**Work to complete**
Transcribe all the records exactly and omit any images they hold.
════
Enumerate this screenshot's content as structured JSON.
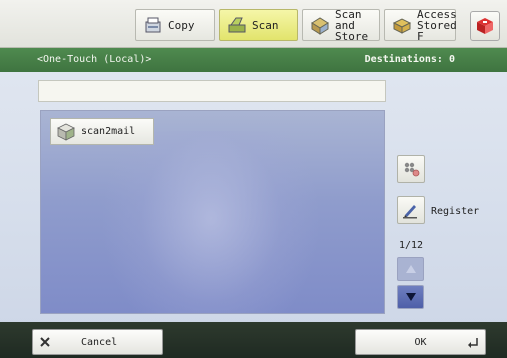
{
  "tabs": [
    {
      "label": "Copy",
      "icon": "copy-icon",
      "active": false
    },
    {
      "label": "Scan",
      "icon": "scan-icon",
      "active": true
    },
    {
      "label_lines": [
        "Scan and",
        "Store"
      ],
      "icon": "scan-and-store-icon",
      "active": false
    },
    {
      "label_lines": [
        "Access",
        "Stored F"
      ],
      "icon": "access-stored-files-icon",
      "active": false
    }
  ],
  "header": {
    "title": "<One-Touch (Local)>",
    "destinations_label": "Destinations:",
    "destinations_count": "0"
  },
  "address": {
    "value": ""
  },
  "list": {
    "items": [
      {
        "label": "scan2mail",
        "icon": "destination-icon"
      }
    ]
  },
  "side": {
    "register_label": "Register",
    "page_indicator": "1/12"
  },
  "footer": {
    "cancel_label": "Cancel",
    "ok_label": "OK"
  },
  "colors": {
    "header_green": "#4a824a",
    "active_tab_yellow": "#e6e87a",
    "list_blue": "#8f9ccc",
    "bottom_bar": "#25302a"
  }
}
════
**Response below**
Enumerate this screenshot's content as structured JSON.
{
  "tabs": [
    {
      "label": "Copy",
      "icon": "copy-icon",
      "active": false
    },
    {
      "label": "Scan",
      "icon": "scan-icon",
      "active": true
    },
    {
      "label_lines": [
        "Scan and",
        "Store"
      ],
      "icon": "scan-and-store-icon",
      "active": false
    },
    {
      "label_lines": [
        "Access",
        "Stored F"
      ],
      "icon": "access-stored-files-icon",
      "active": false
    }
  ],
  "header": {
    "title": "<One-Touch (Local)>",
    "destinations_label": "Destinations:",
    "destinations_count": "0"
  },
  "address": {
    "value": ""
  },
  "list": {
    "items": [
      {
        "label": "scan2mail",
        "icon": "destination-icon"
      }
    ]
  },
  "side": {
    "register_label": "Register",
    "page_indicator": "1/12"
  },
  "footer": {
    "cancel_label": "Cancel",
    "ok_label": "OK"
  },
  "colors": {
    "header_green": "#4a824a",
    "active_tab_yellow": "#e6e87a",
    "list_blue": "#8f9ccc",
    "bottom_bar": "#25302a"
  }
}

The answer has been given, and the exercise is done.